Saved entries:
====

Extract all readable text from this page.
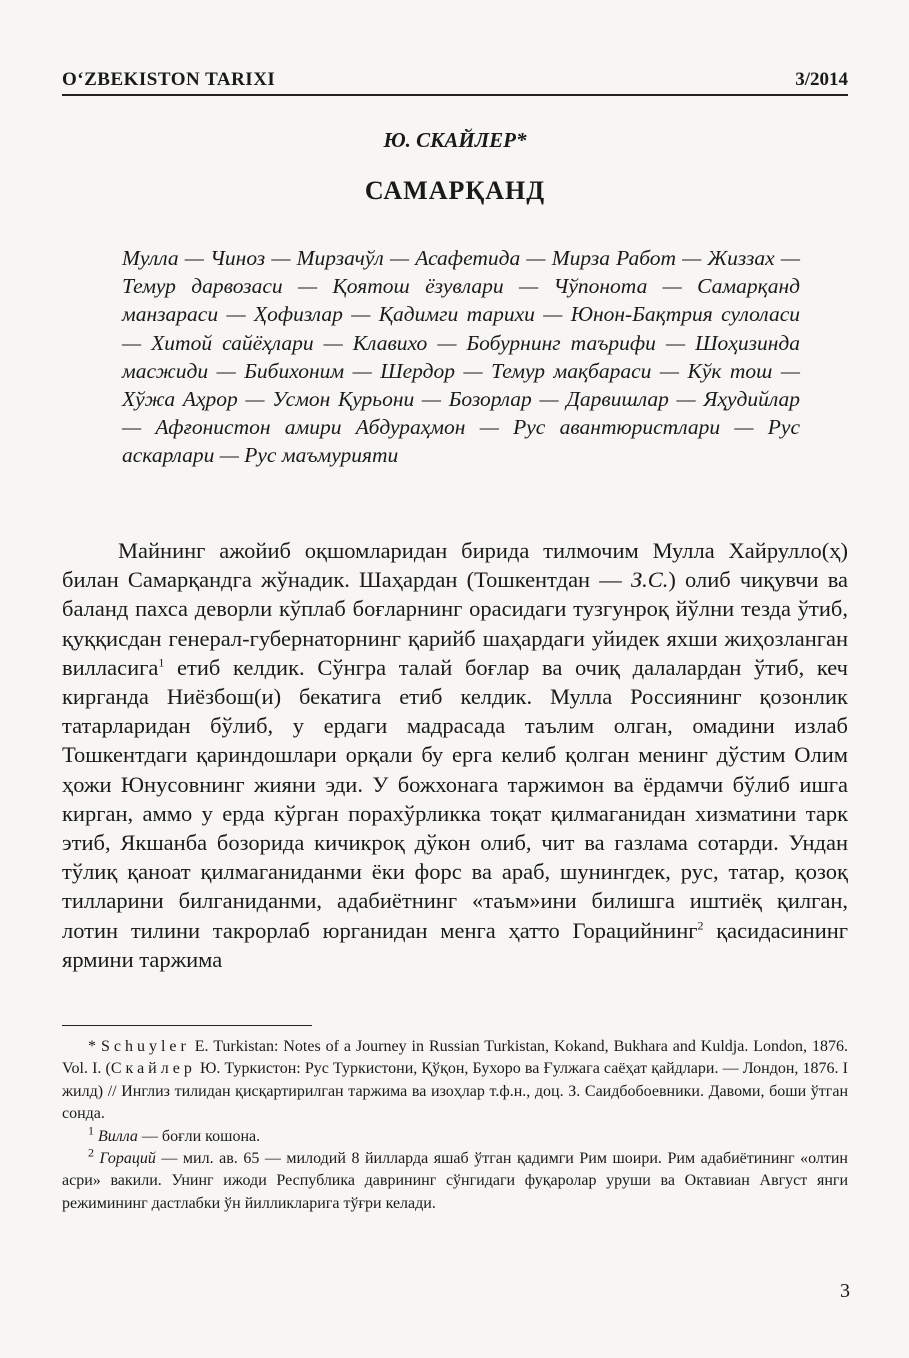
O‘ZBEKISTON TARIXI	3/2014
Ю. СКАЙЛЕР*
САМАРҚАНД
Мулла — Чиноз — Мирзачўл — Асафетида — Мирза Работ — Жиззах — Темур дарвозаси — Қоятош ёзувлари — Чўпонота — Самарқанд манзараси — Ҳофизлар — Қадимги тарихи — Юнон-Бақтрия сулоласи — Хитой сайёҳлари — Клавихо — Бобурнинг таърифи — Шоҳизинда масжиди — Бибихоним — Шердор — Темур мақбараси — Кўк тош — Хўжа Аҳрор — Усмон Қурьони — Бозорлар — Дарвишлар — Яҳудийлар — Афғонистон амири Абдураҳмон — Рус авантюристлари — Рус аскарлари — Рус маъмурияти
Майнинг ажойиб оқшомларидан бирида тилмочим Мулла Хайрулло(ҳ) билан Самарқандга жўнадик. Шаҳардан (Тошкентдан — З.С.) олиб чиқувчи ва баланд пахса деворли кўплаб боғларнинг орасидаги тузгунроқ йўлни тезда ўтиб, қуққисдан генерал-губернаторнинг қарийб шаҳардаги уйидек яхши жиҳозланган вилласига$^1$ етиб келдик. Сўнгра талай боғлар ва очиқ далалардан ўтиб, кеч кирганда Ниёзбош(и) бекатига етиб келдик. Мулла Россиянинг қозонлик татарларидан бўлиб, у ердаги мадрасада таълим олган, омадини излаб Тошкентдаги қариндошлари орқали бу ерга келиб қолган менинг дўстим Олим ҳожи Юнусовнинг жияни эди. У божхонага таржимон ва ёрдамчи бўлиб ишга кирган, аммо у ерда кўрган порахўрликка тоқат қилмаганидан хизматини тарк этиб, Якшанба бозорида кичикроқ дўкон олиб, чит ва газлама сотарди. Ундан тўлиқ қаноат қилмаганиданми ёки форс ва араб, шунингдек, рус, татар, қозоқ тилларини билганиданми, адабиётнинг «таъм»ини билишга иштиёқ қилган, лотин тилини такрорлаб юрганидан менга ҳатто Горацийнинг$^2$ қасидасининг ярмини таржима

* Schuyler E. Turkistan: Notes of a Journey in Russian Turkistan, Kokand, Bukhara and Kuldja. London, 1876. Vol. I. (Скайлер Ю. Туркистон: Рус Туркистони, Қўқон, Бухоро ва Ғулжага саёҳат қайдлари. — Лондон, 1876. I жилд) // Инглиз тилидан қисқартирилган таржима ва изоҳлар т.ф.н., доц. З. Саидбобоевники. Давоми, боши ўтган сонда.

$^1$ Вилла — боғли кошона.

$^2$ Гораций — мил. ав. 65 — милодий 8 йилларда яшаб ўтган қадимги Рим шоири. Рим адабиётининг «олтин асри» вакили. Унинг ижоди Республика даврининг сўнгидаги фуқаролар уруши ва Октавиан Август янги режимининг дастлабки ўн йилликларига тўғри келади.

3
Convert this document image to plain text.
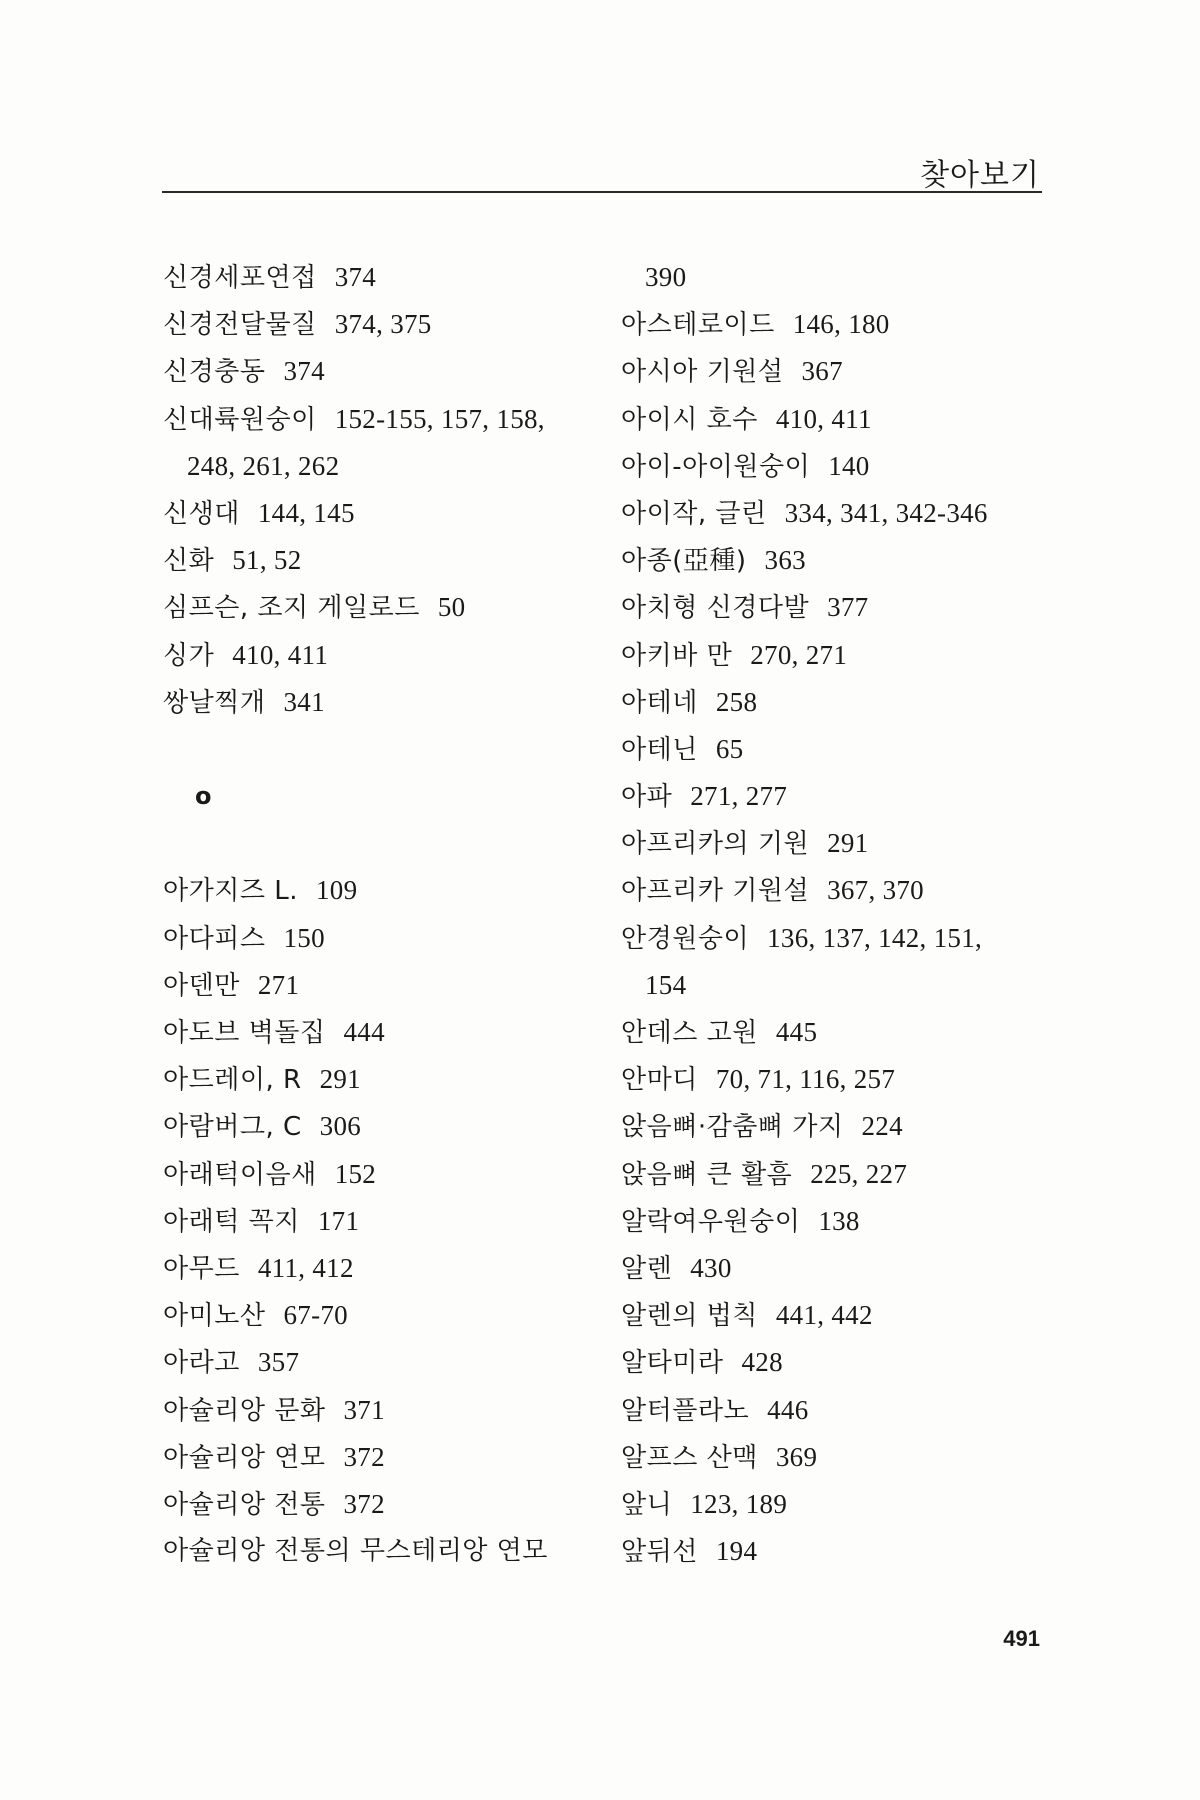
찾아보기
신경세포연접 374
신경전달물질 374, 375
신경충동 374
신대륙원숭이 152-155, 157, 158,
248, 261, 262
신생대 144, 145
신화 51, 52
심프슨, 조지 게일로드 50
싱가 410, 411
쌍날찍개 341
o
아가지즈 L. 109
아다피스 150
아덴만 271
아도브 벽돌집 444
아드레이, R 291
아람버그, C 306
아래턱이음새 152
아래턱 꼭지 171
아무드 411, 412
아미노산 67-70
아라고 357
아슐리앙 문화 371
아슐리앙 연모 372
아슐리앙 전통 372
아슐리앙 전통의 무스테리앙 연모
390
아스테로이드 146, 180
아시아 기원설 367
아이시 호수 410, 411
아이-아이원숭이 140
아이작, 글린 334, 341, 342-346
아종(亞種) 363
아치형 신경다발 377
아키바 만 270, 271
아테네 258
아테닌 65
아파 271, 277
아프리카의 기원 291
아프리카 기원설 367, 370
안경원숭이 136, 137, 142, 151,
154
안데스 고원 445
안마디 70, 71, 116, 257
앉음뼈·감춤뼈 가지 224
앉음뼈 큰 활흠 225, 227
알락여우원숭이 138
알렌 430
알렌의 법칙 441, 442
알타미라 428
알터플라노 446
알프스 산맥 369
앞니 123, 189
앞뒤선 194
491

====

Problem statement: Print the full listing exactly, dropping the pictures.

Completed exercise:
Extract all readable text from this page.
O‘ZBEKISTON TARIXI	3/2014
Ю. СКАЙЛЕР*
САМАРҚАНД
Мулла — Чиноз — Мирзачўл — Асафетида — Мирза Работ — Жиззах — Темур дарвозаси — Қоятош ёзувлари — Чўпонота — Самарқанд манзараси — Ҳофизлар — Қадимги тарихи — Юнон-Бақтрия сулоласи — Хитой сайёҳлари — Клавихо — Бобурнинг таърифи — Шоҳизинда масжиди — Бибихоним — Шердор — Темур мақбараси — Кўк тош — Хўжа Аҳрор — Усмон Қурьони — Бозорлар — Дарвишлар — Яҳудийлар — Афғонистон амири Абдураҳмон — Рус авантюристлари — Рус аскарлари — Рус маъмурияти
Майнинг ажойиб оқшомларидан бирида тилмочим Мулла Хайрулло(ҳ) билан Самарқандга жўнадик. Шаҳардан (Тошкентдан — З.С.) олиб чиқувчи ва баланд пахса деворли кўплаб боғларнинг орасидаги тузгунроқ йўлни тезда ўтиб, қуққисдан генерал-губернаторнинг қарийб шаҳардаги уйидек яхши жиҳозланган вилласига$^1$ етиб келдик. Сўнгра талай боғлар ва очиқ далалардан ўтиб, кеч кирганда Ниёзбош(и) бекатига етиб келдик. Мулла Россиянинг қозонлик татарларидан бўлиб, у ердаги мадрасада таълим олган, омадини излаб Тошкентдаги қариндошлари орқали бу ерга келиб қолган менинг дўстим Олим ҳожи Юнусовнинг жияни эди. У божхонага таржимон ва ёрдамчи бўлиб ишга кирган, аммо у ерда кўрган порахўрликка тоқат қилмаганидан хизматини тарк этиб, Якшанба бозорида кичикроқ дўкон олиб, чит ва газлама сотарди. Ундан тўлиқ қаноат қилмаганиданми ёки форс ва араб, шунингдек, рус, татар, қозоқ тилларини билганиданми, адабиётнинг «таъм»ини билишга иштиёқ қилган, лотин тилини такрорлаб юрганидан менга ҳатто Горацийнинг$^2$ қасидасининг ярмини таржима

* Schuyler E. Turkistan: Notes of a Journey in Russian Turkistan, Kokand, Bukhara and Kuldja. London, 1876. Vol. I. (Скайлер Ю. Туркистон: Рус Туркистони, Қўқон, Бухоро ва Ғулжага саёҳат қайдлари. — Лондон, 1876. I жилд) // Инглиз тилидан қисқартирилган таржима ва изоҳлар т.ф.н., доц. З. Саидбобоевники. Давоми, боши ўтган сонда.

$^1$ Вилла — боғли кошона.

$^2$ Гораций — мил. ав. 65 — милодий 8 йилларда яшаб ўтган қадимги Рим шоири. Рим адабиётининг «олтин асри» вакили. Унинг ижоди Республика даврининг сўнгидаги фуқаролар уруши ва Октавиан Август янги режимининг дастлабки ўн йилликларига тўғри келади.

3
Convert this document image to plain text.
찾아보기
신경세포연접 374
신경전달물질 374, 375
신경충동 374
신대륙원숭이 152-155, 157, 158,
248, 261, 262
신생대 144, 145
신화 51, 52
심프슨, 조지 게일로드 50
싱가 410, 411
쌍날찍개 341
o
아가지즈 L. 109
아다피스 150
아덴만 271
아도브 벽돌집 444
아드레이, R 291
아람버그, C 306
아래턱이음새 152
아래턱 꼭지 171
아무드 411, 412
아미노산 67-70
아라고 357
아슐리앙 문화 371
아슐리앙 연모 372
아슐리앙 전통 372
아슐리앙 전통의 무스테리앙 연모
390
아스테로이드 146, 180
아시아 기원설 367
아이시 호수 410, 411
아이-아이원숭이 140
아이작, 글린 334, 341, 342-346
아종(亞種) 363
아치형 신경다발 377
아키바 만 270, 271
아테네 258
아테닌 65
아파 271, 277
아프리카의 기원 291
아프리카 기원설 367, 370
안경원숭이 136, 137, 142, 151,
154
안데스 고원 445
안마디 70, 71, 116, 257
앉음뼈·감춤뼈 가지 224
앉음뼈 큰 활흠 225, 227
알락여우원숭이 138
알렌 430
알렌의 법칙 441, 442
알타미라 428
알터플라노 446
알프스 산맥 369
앞니 123, 189
앞뒤선 194
491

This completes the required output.